▶ [Stated task] Look for the word "számvitel" in the entries below, then copy every line that has it.
========================================
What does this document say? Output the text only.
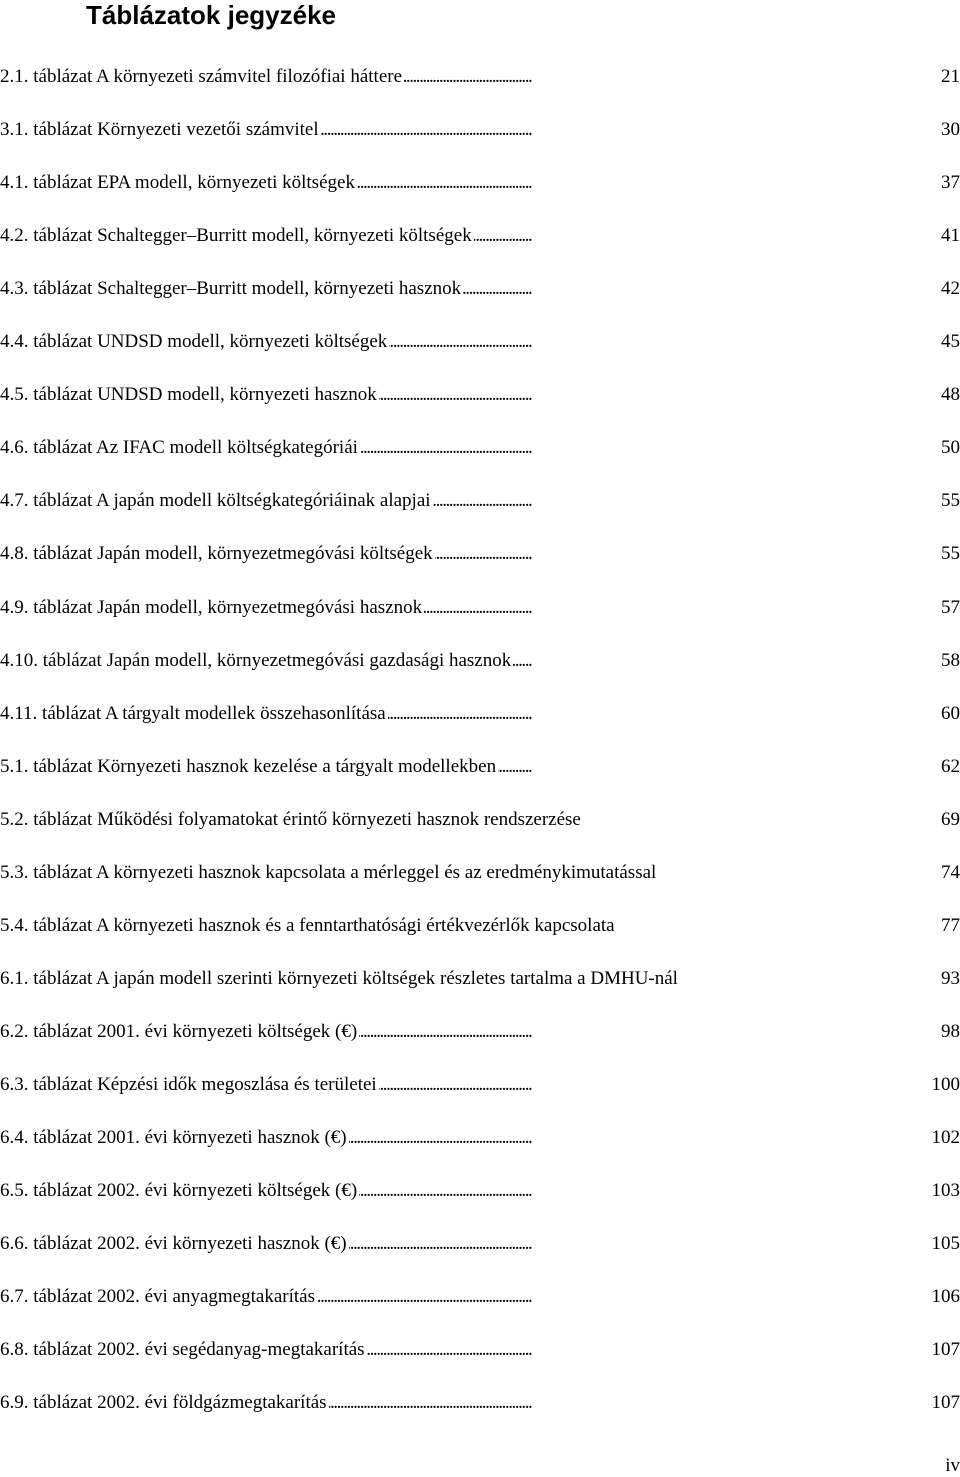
Táblázatok jegyzéke
. . .
2.1. táblázat A környezeti számvitel filozófiai háttere	21
. . .
3.1. táblázat Környezeti vezetői számvitel	30
. . .
4.1. táblázat EPA modell, környezeti költségek	37
. . .
4.2. táblázat Schaltegger–Burritt modell, környezeti költségek	41
. . .
4.3. táblázat Schaltegger–Burritt modell, környezeti hasznok	42
. . .
4.4. táblázat UNDSD modell, környezeti költségek	45
. . .
4.5. táblázat UNDSD modell, környezeti hasznok	48
. . .
4.6. táblázat Az IFAC modell költségkategóriái	50
. . .
4.7. táblázat A japán modell költségkategóriáinak alapjai	55
. . .
4.8. táblázat Japán modell, környezetmegóvási költségek	55
. . .
4.9. táblázat Japán modell, környezetmegóvási hasznok	57
. . .
4.10. táblázat Japán modell, környezetmegóvási gazdasági hasznok	58
. . .
4.11. táblázat A tárgyalt modellek összehasonlítása	60
. . .
5.1. táblázat Környezeti hasznok kezelése a tárgyalt modellekben	62
. . .
5.2. táblázat Működési folyamatokat érintő környezeti hasznok rendszerzése	69
. . .
5.3. táblázat A környezeti hasznok kapcsolata a mérleggel és az eredménykimutatással	74
. . .
5.4. táblázat A környezeti hasznok és a fenntarthatósági értékvezérlők kapcsolata	77
. . .
6.1. táblázat A japán modell szerinti környezeti költségek részletes tartalma a DMHU-nál	93
. . .
6.2. táblázat 2001. évi környezeti költségek (€)	98
. . .
6.3. táblázat Képzési idők megoszlása és területei	100
. . .
6.4. táblázat 2001. évi környezeti hasznok (€)	102
. . .
6.5. táblázat 2002. évi környezeti költségek (€)	103
. . .
6.6. táblázat 2002. évi környezeti hasznok (€)	105
. . .
6.7. táblázat 2002. évi anyagmegtakarítás	106
. . .
6.8. táblázat 2002. évi segédanyag-megtakarítás	107
. . .
6.9. táblázat 2002. évi földgázmegtakarítás	107
iv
========================================
▶ [Solution to the exercise]
2.1. táblázat A környezeti számvitel filozófiai háttere	21
3.1. táblázat Környezeti vezetői számvitel	30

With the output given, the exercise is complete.